On April 14, 1912, the "unsinkable" RMS Titanic hit an iceberg, split in two and plunged to the bottom of the Atlantic. While this may be the most famous and deadliest shipwreck in history, an estimated 3 million more lie in ruins on the ocean floor. Some of these vessels met tragic endings. Others were retired from service and sunk with good intentions or abandoned on beaches and left to rot. Though it's been long since they've traveled the seas, these 20 shipwrecks are among the most haunting in the world.
The Corpach Wreck was originally known as the MV Dayspring. The fishing boat was built in 1775 and decommissioned circa 2000, when it was anchored near Fort William, Scotland. Eleven years later, a violent storm ripped it from its mooring. The vessel drifted 4 miles up the Caledonian Canal to the village of Corpach, where it rests on Loch Linnhe beach today.
As the story goes, the Dimitrios (built in Denmark in 1950) was once used to smuggle cigarettes between Turkey and Italy. In 1980, the cargo ship made an emergency docking in Gythio, Greece, because the captain was seriously ill. Due to issues with the crew's finances and the boat's engine, Dimitrios was seized by port authorities and eventually set free. The sea carried the now-famous freighter to its permanent home ashore on picturesque Valtaki Beach.
The Eduard Bohlen was a German-built cargo ship. In 1909, after 18 years of service, it sailed into a thick fog and wrecked at Conception Bay on the coast of Namibia. It currently exists among the sands of the hellish Skeleton Coast with more than a thousand other ill-fated vessels.
Garðar BA 64
This large ship was built in Norway in 1912 (the same year the Titanic sank) and used for whaling in Icelandic waters. In 1981, Garðar BA 64 was deemed unsafe for service and left to rust on a beach in Skápadalur Valley.
The Shoyo Maru was built in 1969 in Imabari, Japan. It was later renamed Markus, and then Giannis D. The ship's final excursion began in Rijiek, Yugoslavia, in 1983. Giannis D was transporting lumber via the Suez Canal to Jeddah, Saudi Arabia, and Hodeidah, Yemen. The crew abandoned ship early morning on April 19 after the vessel veered off course and struck the northwest edge of the Abu Nuhas. It remained above the reef for several weeks before a storm broke it in two and sank it to the bottom of the Red Sea.
In the summer of 1984, the Hilma Hooker was docked in Kralendijk, Bonaire, in the Caribbean due to engine problems. Local authorities found 25,000 pounds of marijuana smuggled on board, so they detained the entire crew and boat for evidence. Hilma Hooker remained tied to the pier for months before it was anchored out at sea. Due to neglect, it took on tons of water and inevitably capsized.
The Mediterranean Sky (previously City of York) was built in England in 1952. It maintained service as a cruise liner for 44 years until its last voyage from Brindisi, Italy, to Patras, Greece. A deserted Mediterranean Sky took on water in Eleusis Bay for three years before it was towed to a shallow area. In 2003, it fell on its side and sank. Only half of the wreck is submerged.
The MV Panagiotis is one of the world's most famous shipwrecks. Rumor has it that in 1980, the freighter was carrying contraband cigarettes from Turkey when a storm forced it aground white sands off the coast of Zakynthos, Greece. The crew was being pursued by the navy for smuggling, so they abandoned ship. The cove, called Navagio (Greek for "shipwreck") is now a popular tourist attraction and one of the most beautiful coastlines in the world.

--- Dataset entries ---
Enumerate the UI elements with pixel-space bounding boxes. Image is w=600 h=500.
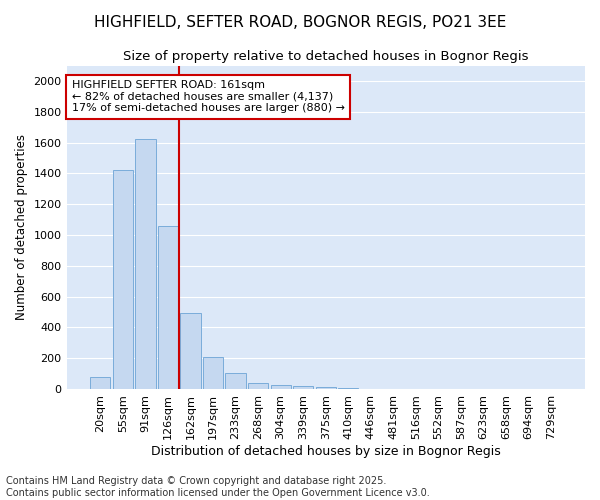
Text: HIGHFIELD, SEFTER ROAD, BOGNOR REGIS, PO21 3EE: HIGHFIELD, SEFTER ROAD, BOGNOR REGIS, PO… bbox=[94, 15, 506, 30]
Bar bbox=[113, 170, 133, 389]
Text: HIGHFIELD SEFTER ROAD: 161sqm
← 82% of detached houses are smaller (4,137)
17% o: HIGHFIELD SEFTER ROAD: 161sqm ← 82% of d… bbox=[72, 80, 345, 114]
Bar bbox=[293, 386, 313, 389]
Bar bbox=[203, 358, 223, 389]
Y-axis label: Number of detached properties: Number of detached properties bbox=[15, 134, 28, 320]
Title: Size of property relative to detached houses in Bognor Regis: Size of property relative to detached ho… bbox=[123, 50, 529, 63]
Text: Contains HM Land Registry data © Crown copyright and database right 2025.
Contai: Contains HM Land Registry data © Crown c… bbox=[6, 476, 430, 498]
Bar bbox=[181, 314, 200, 389]
Bar bbox=[226, 373, 246, 389]
Bar bbox=[316, 388, 336, 389]
Bar bbox=[135, 140, 155, 389]
Bar bbox=[248, 383, 268, 389]
Bar bbox=[158, 226, 178, 389]
Bar bbox=[338, 388, 358, 389]
Bar bbox=[271, 385, 291, 389]
Bar bbox=[90, 376, 110, 389]
X-axis label: Distribution of detached houses by size in Bognor Regis: Distribution of detached houses by size … bbox=[151, 444, 500, 458]
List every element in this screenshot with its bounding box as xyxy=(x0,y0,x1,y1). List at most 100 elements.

--- Given request ---
Rewrite the shipwreck article starting with "The Eduard Bohlen" and going on through "in Skápadalur Valley.", putting "fishing" in place of "whaling".

--- Finished task ---
The Eduard Bohlen was a German-built cargo ship. In 1909, after 18 years of service, it sailed into a thick fog and wrecked at Conception Bay on the coast of Namibia. It currently exists among the sands of the hellish Skeleton Coast with more than a thousand other ill-fated vessels.
Garðar BA 64
This large ship was built in Norway in 1912 (the same year the Titanic sank) and used for fishing in Icelandic waters. In 1981, Garðar BA 64 was deemed unsafe for service and left to rust on a beach in Skápadalur Valley.